**EXERCISE REQUIREMENTS:** Return all of the entries exactly, with nothing added or left out.

[Collected data entries]

----

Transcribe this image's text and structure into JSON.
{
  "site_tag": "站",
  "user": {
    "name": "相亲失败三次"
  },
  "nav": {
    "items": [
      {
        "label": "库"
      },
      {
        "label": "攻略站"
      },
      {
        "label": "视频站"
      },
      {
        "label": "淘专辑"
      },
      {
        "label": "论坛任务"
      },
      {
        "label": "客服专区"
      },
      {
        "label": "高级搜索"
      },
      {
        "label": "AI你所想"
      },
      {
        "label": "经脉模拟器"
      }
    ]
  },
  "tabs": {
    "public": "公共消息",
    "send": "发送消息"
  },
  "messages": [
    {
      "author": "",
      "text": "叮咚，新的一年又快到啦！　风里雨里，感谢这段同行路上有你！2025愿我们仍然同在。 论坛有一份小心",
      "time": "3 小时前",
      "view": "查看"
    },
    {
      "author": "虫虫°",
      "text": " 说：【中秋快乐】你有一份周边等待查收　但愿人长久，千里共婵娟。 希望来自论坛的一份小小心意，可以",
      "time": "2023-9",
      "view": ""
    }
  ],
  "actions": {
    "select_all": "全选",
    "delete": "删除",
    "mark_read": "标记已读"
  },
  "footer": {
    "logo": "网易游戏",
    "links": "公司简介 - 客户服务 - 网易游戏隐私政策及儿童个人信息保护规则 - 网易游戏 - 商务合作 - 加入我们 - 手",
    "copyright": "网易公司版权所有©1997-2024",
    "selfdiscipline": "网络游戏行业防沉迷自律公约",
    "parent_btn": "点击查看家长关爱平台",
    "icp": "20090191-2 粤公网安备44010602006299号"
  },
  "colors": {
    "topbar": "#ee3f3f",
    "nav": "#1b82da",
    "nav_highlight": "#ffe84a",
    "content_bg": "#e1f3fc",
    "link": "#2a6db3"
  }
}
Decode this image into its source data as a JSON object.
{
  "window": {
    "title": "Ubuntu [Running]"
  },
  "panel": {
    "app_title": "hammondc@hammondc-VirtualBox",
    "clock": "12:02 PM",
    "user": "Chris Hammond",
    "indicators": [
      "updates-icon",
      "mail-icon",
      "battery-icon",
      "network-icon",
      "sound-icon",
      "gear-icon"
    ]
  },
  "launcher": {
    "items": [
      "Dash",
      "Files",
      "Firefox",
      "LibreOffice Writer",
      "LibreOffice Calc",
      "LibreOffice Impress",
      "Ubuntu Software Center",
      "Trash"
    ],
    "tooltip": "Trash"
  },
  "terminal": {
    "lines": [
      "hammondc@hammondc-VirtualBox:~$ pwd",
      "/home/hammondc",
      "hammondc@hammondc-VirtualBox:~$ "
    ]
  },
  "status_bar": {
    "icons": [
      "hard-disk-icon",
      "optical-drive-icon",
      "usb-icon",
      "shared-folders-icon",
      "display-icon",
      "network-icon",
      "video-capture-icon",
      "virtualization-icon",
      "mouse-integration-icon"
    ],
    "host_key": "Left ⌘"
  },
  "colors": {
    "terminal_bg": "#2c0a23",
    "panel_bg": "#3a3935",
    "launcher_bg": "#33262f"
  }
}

----

**TASK OUTPUT:**
Transcribe this image's text and structure into JSON.
{
  "site_tag": "站",
  "user": {
    "name": "相亲失败三次"
  },
  "nav": {
    "items": [
      {
        "label": "库"
      },
      {
        "label": "攻略站"
      },
      {
        "label": "视频站"
      },
      {
        "label": "淘专辑"
      },
      {
        "label": "论坛任务"
      },
      {
        "label": "客服专区"
      },
      {
        "label": "高级搜索"
      },
      {
        "label": "AI你所想"
      },
      {
        "label": "经脉模拟器"
      }
    ]
  },
  "tabs": {
    "public": "公共消息",
    "send": "发送消息"
  },
  "messages": [
    {
      "author": "",
      "text": "叮咚，新的一年又快到啦！　风里雨里，感谢这段同行路上有你！2025愿我们仍然同在。 论坛有一份小心",
      "time": "3 小时前",
      "view": "查看"
    },
    {
      "author": "虫虫°",
      "text": " 说：【中秋快乐】你有一份周边等待查收　但愿人长久，千里共婵娟。 希望来自论坛的一份小小心意，可以",
      "time": "2023-9",
      "view": ""
    }
  ],
  "actions": {
    "select_all": "全选",
    "delete": "删除",
    "mark_read": "标记已读"
  },
  "footer": {
    "logo": "网易游戏",
    "links": "公司简介 - 客户服务 - 网易游戏隐私政策及儿童个人信息保护规则 - 网易游戏 - 商务合作 - 加入我们 - 手",
    "copyright": "网易公司版权所有©1997-2024",
    "selfdiscipline": "网络游戏行业防沉迷自律公约",
    "parent_btn": "点击查看家长关爱平台",
    "icp": "20090191-2 粤公网安备44010602006299号"
  },
  "colors": {
    "topbar": "#ee3f3f",
    "nav": "#1b82da",
    "nav_highlight": "#ffe84a",
    "content_bg": "#e1f3fc",
    "link": "#2a6db3"
  }
}
Decode this image into its source data as a JSON object.
{
  "window": {
    "title": "Ubuntu [Running]"
  },
  "panel": {
    "app_title": "hammondc@hammondc-VirtualBox",
    "clock": "12:02 PM",
    "user": "Chris Hammond",
    "indicators": [
      "updates-icon",
      "mail-icon",
      "battery-icon",
      "network-icon",
      "sound-icon",
      "gear-icon"
    ]
  },
  "launcher": {
    "items": [
      "Dash",
      "Files",
      "Firefox",
      "LibreOffice Writer",
      "LibreOffice Calc",
      "LibreOffice Impress",
      "Ubuntu Software Center",
      "Trash"
    ],
    "tooltip": "Trash"
  },
  "terminal": {
    "lines": [
      "hammondc@hammondc-VirtualBox:~$ pwd",
      "/home/hammondc",
      "hammondc@hammondc-VirtualBox:~$ "
    ]
  },
  "status_bar": {
    "icons": [
      "hard-disk-icon",
      "optical-drive-icon",
      "usb-icon",
      "shared-folders-icon",
      "display-icon",
      "network-icon",
      "video-capture-icon",
      "virtualization-icon",
      "mouse-integration-icon"
    ],
    "host_key": "Left ⌘"
  },
  "colors": {
    "terminal_bg": "#2c0a23",
    "panel_bg": "#3a3935",
    "launcher_bg": "#33262f"
  }
}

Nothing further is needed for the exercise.